Problem description => Print every one of the following items again, line for line and without any changes.
## BEGIN Raw data
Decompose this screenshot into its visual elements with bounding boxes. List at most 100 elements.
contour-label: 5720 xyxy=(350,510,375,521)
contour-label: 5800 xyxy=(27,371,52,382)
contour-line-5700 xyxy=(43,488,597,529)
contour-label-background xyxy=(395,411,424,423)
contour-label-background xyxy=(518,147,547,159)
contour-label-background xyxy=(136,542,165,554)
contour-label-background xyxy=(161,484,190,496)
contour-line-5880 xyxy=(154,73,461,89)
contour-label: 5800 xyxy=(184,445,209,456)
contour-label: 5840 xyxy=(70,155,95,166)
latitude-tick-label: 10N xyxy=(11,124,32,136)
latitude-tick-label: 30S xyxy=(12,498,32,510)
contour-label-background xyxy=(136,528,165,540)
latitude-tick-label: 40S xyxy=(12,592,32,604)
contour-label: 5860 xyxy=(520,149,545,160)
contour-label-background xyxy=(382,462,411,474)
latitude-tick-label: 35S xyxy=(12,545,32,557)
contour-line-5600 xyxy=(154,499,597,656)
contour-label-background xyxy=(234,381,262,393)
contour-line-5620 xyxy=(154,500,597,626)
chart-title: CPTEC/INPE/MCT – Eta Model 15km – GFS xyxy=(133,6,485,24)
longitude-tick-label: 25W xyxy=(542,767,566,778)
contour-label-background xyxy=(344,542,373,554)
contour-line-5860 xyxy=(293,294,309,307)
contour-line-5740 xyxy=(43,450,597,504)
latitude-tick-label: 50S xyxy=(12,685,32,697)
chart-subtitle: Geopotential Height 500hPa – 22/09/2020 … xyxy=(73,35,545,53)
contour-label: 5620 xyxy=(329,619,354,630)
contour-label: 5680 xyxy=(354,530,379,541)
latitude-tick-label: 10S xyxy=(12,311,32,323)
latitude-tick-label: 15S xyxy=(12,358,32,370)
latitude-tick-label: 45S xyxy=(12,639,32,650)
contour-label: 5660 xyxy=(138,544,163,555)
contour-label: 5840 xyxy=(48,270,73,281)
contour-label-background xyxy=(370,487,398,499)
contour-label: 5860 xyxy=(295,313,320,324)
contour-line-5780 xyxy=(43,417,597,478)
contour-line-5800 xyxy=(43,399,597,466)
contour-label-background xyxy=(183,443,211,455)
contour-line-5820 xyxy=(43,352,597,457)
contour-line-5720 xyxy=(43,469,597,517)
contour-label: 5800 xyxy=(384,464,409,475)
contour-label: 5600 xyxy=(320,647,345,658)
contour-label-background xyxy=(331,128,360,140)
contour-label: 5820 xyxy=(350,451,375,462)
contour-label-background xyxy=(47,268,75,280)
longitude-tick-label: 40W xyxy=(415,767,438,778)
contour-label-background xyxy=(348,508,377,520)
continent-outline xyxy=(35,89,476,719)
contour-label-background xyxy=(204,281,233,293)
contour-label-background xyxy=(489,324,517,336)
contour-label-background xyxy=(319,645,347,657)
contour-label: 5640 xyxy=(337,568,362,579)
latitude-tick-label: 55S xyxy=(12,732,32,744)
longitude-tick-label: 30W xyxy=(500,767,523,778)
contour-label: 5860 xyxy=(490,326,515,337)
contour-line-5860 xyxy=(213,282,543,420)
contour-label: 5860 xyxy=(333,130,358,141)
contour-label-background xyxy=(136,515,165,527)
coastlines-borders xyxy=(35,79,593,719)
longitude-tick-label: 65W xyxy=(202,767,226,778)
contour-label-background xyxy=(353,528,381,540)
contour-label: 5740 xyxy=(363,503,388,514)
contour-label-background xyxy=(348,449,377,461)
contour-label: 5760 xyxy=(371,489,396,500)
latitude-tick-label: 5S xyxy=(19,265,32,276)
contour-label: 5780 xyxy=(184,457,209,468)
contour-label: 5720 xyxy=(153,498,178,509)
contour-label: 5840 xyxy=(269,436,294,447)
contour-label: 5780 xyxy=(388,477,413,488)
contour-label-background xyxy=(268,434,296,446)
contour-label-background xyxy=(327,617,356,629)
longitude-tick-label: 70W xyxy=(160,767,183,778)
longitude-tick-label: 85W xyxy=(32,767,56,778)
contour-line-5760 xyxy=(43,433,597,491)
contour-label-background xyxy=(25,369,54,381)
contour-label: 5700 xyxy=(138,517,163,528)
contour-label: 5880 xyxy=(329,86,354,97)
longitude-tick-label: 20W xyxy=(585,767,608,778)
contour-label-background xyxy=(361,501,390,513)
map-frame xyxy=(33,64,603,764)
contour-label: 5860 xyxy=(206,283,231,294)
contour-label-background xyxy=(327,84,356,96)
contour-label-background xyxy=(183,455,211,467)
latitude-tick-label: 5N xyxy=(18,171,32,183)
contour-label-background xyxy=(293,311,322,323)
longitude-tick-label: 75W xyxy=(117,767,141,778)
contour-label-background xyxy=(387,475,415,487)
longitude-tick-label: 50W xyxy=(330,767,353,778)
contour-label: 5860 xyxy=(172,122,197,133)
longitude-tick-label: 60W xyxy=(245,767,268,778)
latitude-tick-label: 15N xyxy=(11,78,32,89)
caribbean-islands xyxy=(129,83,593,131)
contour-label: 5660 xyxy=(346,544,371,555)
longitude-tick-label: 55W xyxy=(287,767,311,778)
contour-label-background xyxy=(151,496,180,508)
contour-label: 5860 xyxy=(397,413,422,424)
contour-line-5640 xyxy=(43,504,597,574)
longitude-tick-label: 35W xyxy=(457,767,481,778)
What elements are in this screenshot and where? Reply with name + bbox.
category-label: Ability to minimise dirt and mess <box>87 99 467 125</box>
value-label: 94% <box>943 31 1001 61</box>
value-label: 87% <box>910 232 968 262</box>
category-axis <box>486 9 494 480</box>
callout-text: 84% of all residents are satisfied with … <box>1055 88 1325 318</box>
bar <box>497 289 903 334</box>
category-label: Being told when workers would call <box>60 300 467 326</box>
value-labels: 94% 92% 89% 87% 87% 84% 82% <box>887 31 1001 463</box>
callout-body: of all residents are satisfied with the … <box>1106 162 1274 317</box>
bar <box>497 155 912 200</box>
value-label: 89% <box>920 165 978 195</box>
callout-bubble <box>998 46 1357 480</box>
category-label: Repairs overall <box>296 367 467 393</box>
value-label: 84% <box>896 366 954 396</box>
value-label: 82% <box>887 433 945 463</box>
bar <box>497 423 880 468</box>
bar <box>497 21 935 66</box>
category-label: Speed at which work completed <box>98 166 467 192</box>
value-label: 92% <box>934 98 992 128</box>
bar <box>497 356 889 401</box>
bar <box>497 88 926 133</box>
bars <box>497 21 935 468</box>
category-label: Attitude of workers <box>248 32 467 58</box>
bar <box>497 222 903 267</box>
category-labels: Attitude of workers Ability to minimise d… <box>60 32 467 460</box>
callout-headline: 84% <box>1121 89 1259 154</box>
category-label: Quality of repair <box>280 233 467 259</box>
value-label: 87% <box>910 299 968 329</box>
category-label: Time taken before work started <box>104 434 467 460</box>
## END Raw data
Answer to this task =>
Decompose this screenshot into its visual elements with bounding boxes. List at most 100 elements.
contour-label: 5720 xyxy=(350,510,375,521)
contour-label: 5800 xyxy=(27,371,52,382)
contour-line-5700 xyxy=(43,488,597,529)
contour-label-background xyxy=(395,411,424,423)
contour-label-background xyxy=(518,147,547,159)
contour-label-background xyxy=(136,542,165,554)
contour-label-background xyxy=(161,484,190,496)
contour-line-5880 xyxy=(154,73,461,89)
contour-label: 5800 xyxy=(184,445,209,456)
contour-label: 5840 xyxy=(70,155,95,166)
latitude-tick-label: 10N xyxy=(11,124,32,136)
latitude-tick-label: 30S xyxy=(12,498,32,510)
contour-label-background xyxy=(136,528,165,540)
latitude-tick-label: 40S xyxy=(12,592,32,604)
contour-label: 5860 xyxy=(520,149,545,160)
contour-label-background xyxy=(382,462,411,474)
latitude-tick-label: 35S xyxy=(12,545,32,557)
contour-line-5600 xyxy=(154,499,597,656)
contour-label-background xyxy=(234,381,262,393)
contour-line-5620 xyxy=(154,500,597,626)
chart-title: CPTEC/INPE/MCT – Eta Model 15km – GFS xyxy=(133,6,485,24)
longitude-tick-label: 25W xyxy=(542,767,566,778)
contour-label-background xyxy=(344,542,373,554)
contour-line-5860 xyxy=(293,294,309,307)
contour-line-5740 xyxy=(43,450,597,504)
latitude-tick-label: 50S xyxy=(12,685,32,697)
chart-subtitle: Geopotential Height 500hPa – 22/09/2020 … xyxy=(73,35,545,53)
contour-label: 5620 xyxy=(329,619,354,630)
contour-label: 5680 xyxy=(354,530,379,541)
latitude-tick-label: 10S xyxy=(12,311,32,323)
latitude-tick-label: 15S xyxy=(12,358,32,370)
latitude-tick-label: 45S xyxy=(12,639,32,650)
contour-label: 5660 xyxy=(138,544,163,555)
contour-label: 5840 xyxy=(48,270,73,281)
contour-label-background xyxy=(370,487,398,499)
contour-label: 5860 xyxy=(295,313,320,324)
contour-line-5780 xyxy=(43,417,597,478)
contour-line-5800 xyxy=(43,399,597,466)
contour-label-background xyxy=(183,443,211,455)
contour-line-5820 xyxy=(43,352,597,457)
contour-line-5720 xyxy=(43,469,597,517)
contour-label: 5800 xyxy=(384,464,409,475)
contour-label: 5600 xyxy=(320,647,345,658)
contour-label-background xyxy=(331,128,360,140)
contour-label: 5820 xyxy=(350,451,375,462)
contour-label-background xyxy=(47,268,75,280)
longitude-tick-label: 40W xyxy=(415,767,438,778)
contour-label-background xyxy=(348,508,377,520)
continent-outline xyxy=(35,89,476,719)
contour-label-background xyxy=(204,281,233,293)
contour-label-background xyxy=(489,324,517,336)
contour-label-background xyxy=(319,645,347,657)
contour-label: 5640 xyxy=(337,568,362,579)
latitude-tick-label: 55S xyxy=(12,732,32,744)
longitude-tick-label: 30W xyxy=(500,767,523,778)
contour-label: 5860 xyxy=(490,326,515,337)
contour-line-5860 xyxy=(213,282,543,420)
contour-label: 5860 xyxy=(333,130,358,141)
contour-label-background xyxy=(136,515,165,527)
coastlines-borders xyxy=(35,79,593,719)
longitude-tick-label: 65W xyxy=(202,767,226,778)
contour-label-background xyxy=(353,528,381,540)
contour-label: 5740 xyxy=(363,503,388,514)
contour-label-background xyxy=(348,449,377,461)
contour-label: 5760 xyxy=(371,489,396,500)
latitude-tick-label: 5S xyxy=(19,265,32,276)
contour-label: 5780 xyxy=(184,457,209,468)
contour-label: 5720 xyxy=(153,498,178,509)
contour-label: 5840 xyxy=(269,436,294,447)
contour-label: 5780 xyxy=(388,477,413,488)
contour-label-background xyxy=(268,434,296,446)
contour-label-background xyxy=(327,617,356,629)
longitude-tick-label: 70W xyxy=(160,767,183,778)
longitude-tick-label: 85W xyxy=(32,767,56,778)
contour-line-5760 xyxy=(43,433,597,491)
contour-label-background xyxy=(25,369,54,381)
contour-label: 5700 xyxy=(138,517,163,528)
contour-label: 5880 xyxy=(329,86,354,97)
longitude-tick-label: 20W xyxy=(585,767,608,778)
contour-label-background xyxy=(361,501,390,513)
map-frame xyxy=(33,64,603,764)
contour-label: 5860 xyxy=(206,283,231,294)
contour-label-background xyxy=(327,84,356,96)
contour-label-background xyxy=(183,455,211,467)
latitude-tick-label: 5N xyxy=(18,171,32,183)
contour-label-background xyxy=(293,311,322,323)
longitude-tick-label: 75W xyxy=(117,767,141,778)
contour-label-background xyxy=(387,475,415,487)
longitude-tick-label: 50W xyxy=(330,767,353,778)
contour-label: 5860 xyxy=(172,122,197,133)
longitude-tick-label: 60W xyxy=(245,767,268,778)
latitude-tick-label: 15N xyxy=(11,78,32,89)
caribbean-islands xyxy=(129,83,593,131)
contour-label: 5660 xyxy=(346,544,371,555)
longitude-tick-label: 55W xyxy=(287,767,311,778)
contour-label-background xyxy=(151,496,180,508)
contour-label: 5860 xyxy=(397,413,422,424)
contour-line-5640 xyxy=(43,504,597,574)
longitude-tick-label: 35W xyxy=(457,767,481,778)
What elements are in this screenshot and where? Reply with name + bbox.
category-label: Ability to minimise dirt and mess <box>87 99 467 125</box>
value-label: 94% <box>943 31 1001 61</box>
value-label: 87% <box>910 232 968 262</box>
category-axis <box>486 9 494 480</box>
callout-text: 84% of all residents are satisfied with … <box>1055 88 1325 318</box>
bar <box>497 289 903 334</box>
category-label: Being told when workers would call <box>60 300 467 326</box>
value-labels: 94% 92% 89% 87% 87% 84% 82% <box>887 31 1001 463</box>
callout-body: of all residents are satisfied with the … <box>1106 162 1274 317</box>
bar <box>497 155 912 200</box>
value-label: 89% <box>920 165 978 195</box>
callout-bubble <box>998 46 1357 480</box>
category-label: Repairs overall <box>296 367 467 393</box>
value-label: 84% <box>896 366 954 396</box>
value-label: 82% <box>887 433 945 463</box>
bar <box>497 423 880 468</box>
bar <box>497 21 935 66</box>
category-label: Speed at which work completed <box>98 166 467 192</box>
value-label: 92% <box>934 98 992 128</box>
bar <box>497 356 889 401</box>
bar <box>497 88 926 133</box>
bars <box>497 21 935 468</box>
category-label: Attitude of workers <box>248 32 467 58</box>
bar <box>497 222 903 267</box>
category-labels: Attitude of workers Ability to minimise d… <box>60 32 467 460</box>
callout-headline: 84% <box>1121 89 1259 154</box>
category-label: Quality of repair <box>280 233 467 259</box>
value-label: 87% <box>910 299 968 329</box>
category-label: Time taken before work started <box>104 434 467 460</box>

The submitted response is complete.